** Start Article **
ArtIII.S2.C1.9.3 Luther v. Borden and Guarantee Clause

Article III, Section 2, Clause 1:

The judicial Power shall extend to all Cases, in Law and Equity, arising under this Constitution, the Laws of the United States, and Treaties made, or which shall be made, under their Authority;—to all Cases affecting Ambassadors, other public Ministers and Consuls;—to all Cases of admiralty and maritime Jurisdiction; to Controversies to which the United States shall be a Party;—to Controversies between two or more States; between a State and Citizens of another State, between Citizens of different States,—between Citizens of the same State claiming Lands under Grants of different States, and between a State, or the Citizens thereof, and foreign States, Citizens or Subjects.

In 1849, in the case Luther v. Borden,1 the Court expanded the political question doctrine and took another step toward the modern judicial approach to political questions. Luther arose out of a rebellion against the government of Rhode Island due to the state constitution, which significantly limited the right to vote.2 Rhode Island citizens who had become dissatisfied with the existing regime held a constitutional convention, called elections, and declared the winners the valid government of Rhode Island.3 When the existing “charter government” opposed these efforts and declared the conduct illegal, the newly elected governor of the rebel government, Thomas Dorr, gathered an armed force to assert the legitimacy of his government and its constitution.4 In response, the charter government called the militia and declared martial law.5 In the course of events, charter government agents broke into plaintiff Luther’s house in order to arrest him for his support of Dorr.6 Luther then sued for trespass.7 The question of the legitimacy of the home break-in necessarily gave rise to the question of which government—the charter government or the rebel government—was the legitimate government of the state at the time of the break-in.
** End Article **
**Tasks and exercises**
**1.** Reproduce the part of the Luther v. Borden article from "Article III, Section" to "Citizens or Subjects.".
**2.** Decide whether each statement agrees with the Luther v. Borden article, answering yes or no and quoting the words that settle it: (a) Luther v. Borden was decided in 1849. (b) The charter government answered Dorr's armed force by disbanding the militia. (c) Luther sued for trespass.
The items after this point come from a different source.
** Start Entries **
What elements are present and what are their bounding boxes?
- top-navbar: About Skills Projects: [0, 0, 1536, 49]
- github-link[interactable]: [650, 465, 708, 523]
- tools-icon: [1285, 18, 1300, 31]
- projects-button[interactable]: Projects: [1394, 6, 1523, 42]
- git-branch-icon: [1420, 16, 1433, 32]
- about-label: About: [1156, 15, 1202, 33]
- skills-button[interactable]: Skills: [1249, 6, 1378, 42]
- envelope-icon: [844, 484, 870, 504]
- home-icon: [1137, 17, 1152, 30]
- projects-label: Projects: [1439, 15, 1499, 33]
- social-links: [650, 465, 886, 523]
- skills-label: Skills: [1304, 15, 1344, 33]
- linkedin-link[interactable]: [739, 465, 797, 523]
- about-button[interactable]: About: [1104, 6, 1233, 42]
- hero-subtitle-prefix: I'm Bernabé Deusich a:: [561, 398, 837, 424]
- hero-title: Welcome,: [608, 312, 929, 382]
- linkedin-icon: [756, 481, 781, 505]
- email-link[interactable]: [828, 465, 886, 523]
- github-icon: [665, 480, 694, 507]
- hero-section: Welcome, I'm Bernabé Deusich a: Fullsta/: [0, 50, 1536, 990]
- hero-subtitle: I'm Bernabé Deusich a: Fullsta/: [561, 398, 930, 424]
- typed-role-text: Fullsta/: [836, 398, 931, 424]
** End Entries **
**Solved problems**
**1.**
Article III, Section 2, Clause 1:

The judicial Power shall extend to all Cases, in Law and Equity, arising under this Constitution, the Laws of the United States, and Treaties made, or which shall be made, under their Authority;—to all Cases affecting Ambassadors, other public Ministers and Consuls;—to all Cases of admiralty and maritime Jurisdiction; to Controversies to which the United States shall be a Party;—to Controversies between two or more States; between a State and Citizens of another State, between Citizens of different States,—between Citizens of the same State claiming Lands under Grants of different States, and between a State, or the Citizens thereof, and foreign States, Citizens or Subjects.

**2.**
(a) Yes: "In 1849, in the case Luther v. Borden"
(b) No: "the charter government called the militia and declared martial law."
(c) Yes: "Luther then sued for trespass."